Dataset records
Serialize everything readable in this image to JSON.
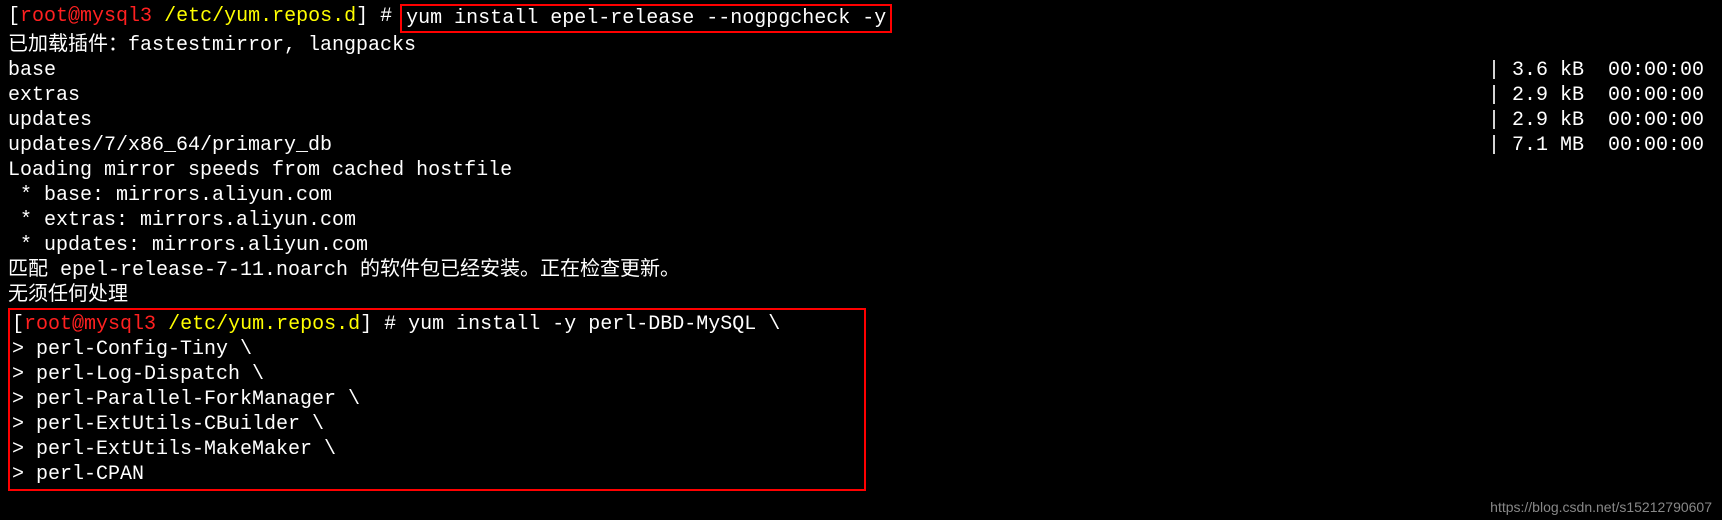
{
  "prompt1": {
    "user": "root",
    "at": "@",
    "host": "mysql3",
    "path": "/etc/yum.repos.d",
    "hash": "#",
    "command": "yum install epel-release --nogpgcheck -y"
  },
  "output": {
    "plugins": "已加载插件：fastestmirror, langpacks",
    "repos": [
      {
        "name": "base",
        "size": "3.6 kB",
        "time": "00:00:00"
      },
      {
        "name": "extras",
        "size": "2.9 kB",
        "time": "00:00:00"
      },
      {
        "name": "updates",
        "size": "2.9 kB",
        "time": "00:00:00"
      },
      {
        "name": "updates/7/x86_64/primary_db",
        "size": "7.1 MB",
        "time": "00:00:00"
      }
    ],
    "loading": "Loading mirror speeds from cached hostfile",
    "mirrors": [
      " * base: mirrors.aliyun.com",
      " * extras: mirrors.aliyun.com",
      " * updates: mirrors.aliyun.com"
    ],
    "match": "匹配 epel-release-7-11.noarch 的软件包已经安装。正在检查更新。",
    "nothing": "无须任何处理"
  },
  "prompt2": {
    "user": "root",
    "at": "@",
    "host": "mysql3",
    "path": "/etc/yum.repos.d",
    "hash": "#",
    "command": "yum install -y perl-DBD-MySQL \\",
    "continuations": [
      "> perl-Config-Tiny \\",
      "> perl-Log-Dispatch \\",
      "> perl-Parallel-ForkManager \\",
      "> perl-ExtUtils-CBuilder \\",
      "> perl-ExtUtils-MakeMaker \\",
      "> perl-CPAN"
    ]
  },
  "watermark": "https://blog.csdn.net/s15212790607"
}
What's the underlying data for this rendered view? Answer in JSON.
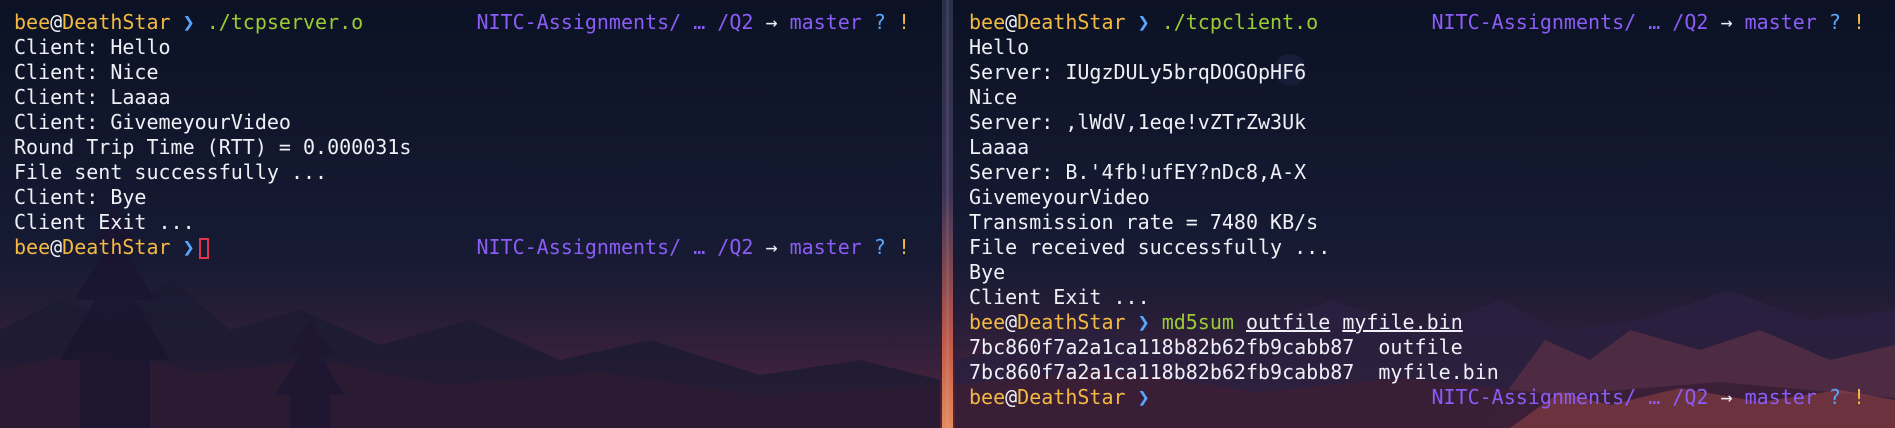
{
  "colors": {
    "background": "#0d1426",
    "text": "#eef0f6",
    "user_host": "#f4b942",
    "prompt_arrow": "#58a6ff",
    "command": "#9acd32",
    "path_branch": "#8b5cf6",
    "cursor": "#e0344a"
  },
  "prompt": {
    "user": "bee",
    "at": "@",
    "host": "DeathStar",
    "arrow": "❯",
    "path": "NITC-Assignments/ … /Q2",
    "right_arrow": "→",
    "branch": "master",
    "status_q": "?",
    "status_bang": "!"
  },
  "left_pane": {
    "command": "./tcpserver.o",
    "output": [
      "Client: Hello",
      "Client: Nice",
      "Client: Laaaa",
      "Client: GivemeyourVideo",
      "Round Trip Time (RTT) = 0.000031s",
      "File sent successfully ...",
      "Client: Bye",
      "Client Exit ..."
    ]
  },
  "right_pane": {
    "command": "./tcpclient.o",
    "output": [
      "Hello",
      "Server: IUgzDULy5brqDOGOpHF6",
      "Nice",
      "Server: ,lWdV,1eqe!vZTrZw3Uk",
      "Laaaa",
      "Server: B.'4fb!ufEY?nDc8,A-X",
      "GivemeyourVideo",
      "Transmission rate = 7480 KB/s",
      "File received successfully ...",
      "Bye",
      "Client Exit ..."
    ],
    "command2": {
      "program": "md5sum",
      "arg1": "outfile",
      "arg2": "myfile.bin"
    },
    "output2": [
      "7bc860f7a2a1ca118b82b62fb9cabb87  outfile",
      "7bc860f7a2a1ca118b82b62fb9cabb87  myfile.bin"
    ]
  }
}
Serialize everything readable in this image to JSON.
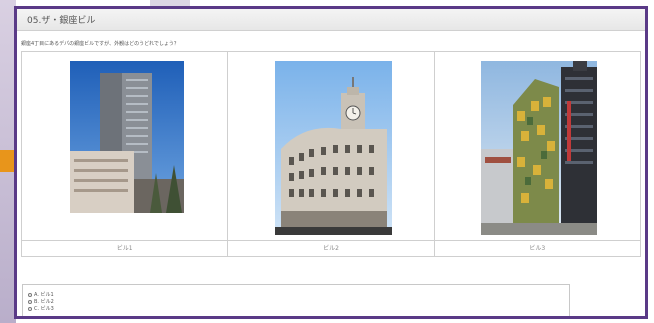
{
  "title": "05.ザ・銀座ビル",
  "question": "銀座4丁目にあるデパの銀座ビルですが、外観はどのうどれでしょう？",
  "buildings": [
    {
      "caption": "ビル1"
    },
    {
      "caption": "ビル2"
    },
    {
      "caption": "ビル3"
    }
  ],
  "options": [
    {
      "label": "A. ビル1"
    },
    {
      "label": "B. ビル2"
    },
    {
      "label": "C. ビル3"
    }
  ],
  "colors": {
    "window_border": "#5a3a87",
    "accent_orange": "#e8951b",
    "sky": "#3a78c9"
  }
}
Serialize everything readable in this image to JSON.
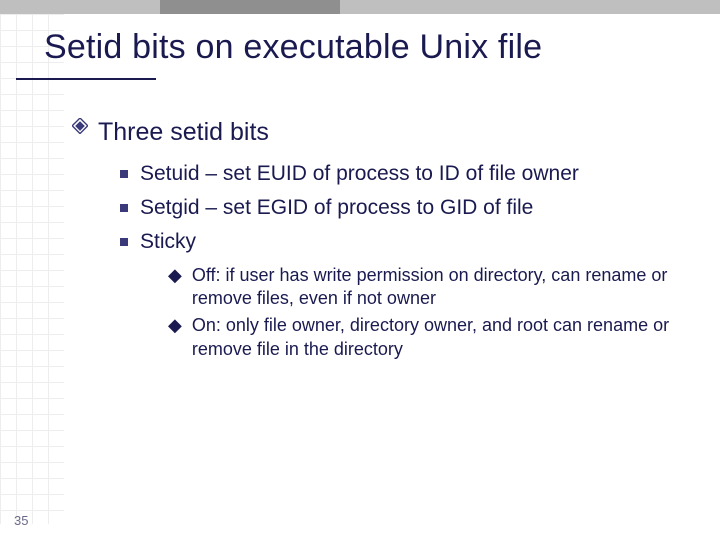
{
  "page_number": "35",
  "title": "Setid bits on executable Unix file",
  "level1": {
    "heading": "Three setid bits"
  },
  "level2": [
    {
      "text": "Setuid – set EUID of process to ID of file owner"
    },
    {
      "text": "Setgid – set EGID of process to GID of file"
    },
    {
      "text": "Sticky"
    }
  ],
  "level3": [
    {
      "text": "Off: if user has write permission on directory, can rename or remove files, even if not owner"
    },
    {
      "text": "On: only file owner, directory owner, and root can rename or remove file in the directory"
    }
  ]
}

**INSTRUCTION**
Leaving all pictures aside, quote each record exactly.

**ANSWER**
Serialize everything readable in this image to JSON.
{
  "prompt1": {
    "user": "root",
    "at": "@",
    "host": "mysql3",
    "path": "/etc/yum.repos.d",
    "hash": "#",
    "command": "yum install epel-release --nogpgcheck -y"
  },
  "output": {
    "plugins": "已加载插件：fastestmirror, langpacks",
    "repos": [
      {
        "name": "base",
        "size": "3.6 kB",
        "time": "00:00:00"
      },
      {
        "name": "extras",
        "size": "2.9 kB",
        "time": "00:00:00"
      },
      {
        "name": "updates",
        "size": "2.9 kB",
        "time": "00:00:00"
      },
      {
        "name": "updates/7/x86_64/primary_db",
        "size": "7.1 MB",
        "time": "00:00:00"
      }
    ],
    "loading": "Loading mirror speeds from cached hostfile",
    "mirrors": [
      " * base: mirrors.aliyun.com",
      " * extras: mirrors.aliyun.com",
      " * updates: mirrors.aliyun.com"
    ],
    "match": "匹配 epel-release-7-11.noarch 的软件包已经安装。正在检查更新。",
    "nothing": "无须任何处理"
  },
  "prompt2": {
    "user": "root",
    "at": "@",
    "host": "mysql3",
    "path": "/etc/yum.repos.d",
    "hash": "#",
    "command": "yum install -y perl-DBD-MySQL \\",
    "continuations": [
      "> perl-Config-Tiny \\",
      "> perl-Log-Dispatch \\",
      "> perl-Parallel-ForkManager \\",
      "> perl-ExtUtils-CBuilder \\",
      "> perl-ExtUtils-MakeMaker \\",
      "> perl-CPAN"
    ]
  },
  "watermark": "https://blog.csdn.net/s15212790607"
}
What's the underlying data for this rendered view? Answer in JSON.
{
  "colors": {
    "background": "#0d1426",
    "text": "#eef0f6",
    "user_host": "#f4b942",
    "prompt_arrow": "#58a6ff",
    "command": "#9acd32",
    "path_branch": "#8b5cf6",
    "cursor": "#e0344a"
  },
  "prompt": {
    "user": "bee",
    "at": "@",
    "host": "DeathStar",
    "arrow": "❯",
    "path": "NITC-Assignments/ … /Q2",
    "right_arrow": "→",
    "branch": "master",
    "status_q": "?",
    "status_bang": "!"
  },
  "left_pane": {
    "command": "./tcpserver.o",
    "output": [
      "Client: Hello",
      "Client: Nice",
      "Client: Laaaa",
      "Client: GivemeyourVideo",
      "Round Trip Time (RTT) = 0.000031s",
      "File sent successfully ...",
      "Client: Bye",
      "Client Exit ..."
    ]
  },
  "right_pane": {
    "command": "./tcpclient.o",
    "output": [
      "Hello",
      "Server: IUgzDULy5brqDOGOpHF6",
      "Nice",
      "Server: ,lWdV,1eqe!vZTrZw3Uk",
      "Laaaa",
      "Server: B.'4fb!ufEY?nDc8,A-X",
      "GivemeyourVideo",
      "Transmission rate = 7480 KB/s",
      "File received successfully ...",
      "Bye",
      "Client Exit ..."
    ],
    "command2": {
      "program": "md5sum",
      "arg1": "outfile",
      "arg2": "myfile.bin"
    },
    "output2": [
      "7bc860f7a2a1ca118b82b62fb9cabb87  outfile",
      "7bc860f7a2a1ca118b82b62fb9cabb87  myfile.bin"
    ]
  }
}
Serialize everything readable in this image to JSON.
{
  "title": "05.ザ・銀座ビル",
  "question": "銀座4丁目にあるデパの銀座ビルですが、外観はどのうどれでしょう？",
  "buildings": [
    {
      "caption": "ビル1"
    },
    {
      "caption": "ビル2"
    },
    {
      "caption": "ビル3"
    }
  ],
  "options": [
    {
      "label": "A. ビル1"
    },
    {
      "label": "B. ビル2"
    },
    {
      "label": "C. ビル3"
    }
  ],
  "colors": {
    "window_border": "#5a3a87",
    "accent_orange": "#e8951b",
    "sky": "#3a78c9"
  }
}
Serialize everything readable in this image to JSON.
{
  "page_number": "35",
  "title": "Setid bits on executable Unix file",
  "level1": {
    "heading": "Three setid bits"
  },
  "level2": [
    {
      "text": "Setuid – set EUID of process to ID of file owner"
    },
    {
      "text": "Setgid – set EGID of process to GID of file"
    },
    {
      "text": "Sticky"
    }
  ],
  "level3": [
    {
      "text": "Off: if user has write permission on directory, can rename or remove files, even if not owner"
    },
    {
      "text": "On: only file owner, directory owner, and root can rename or remove file in the directory"
    }
  ]
}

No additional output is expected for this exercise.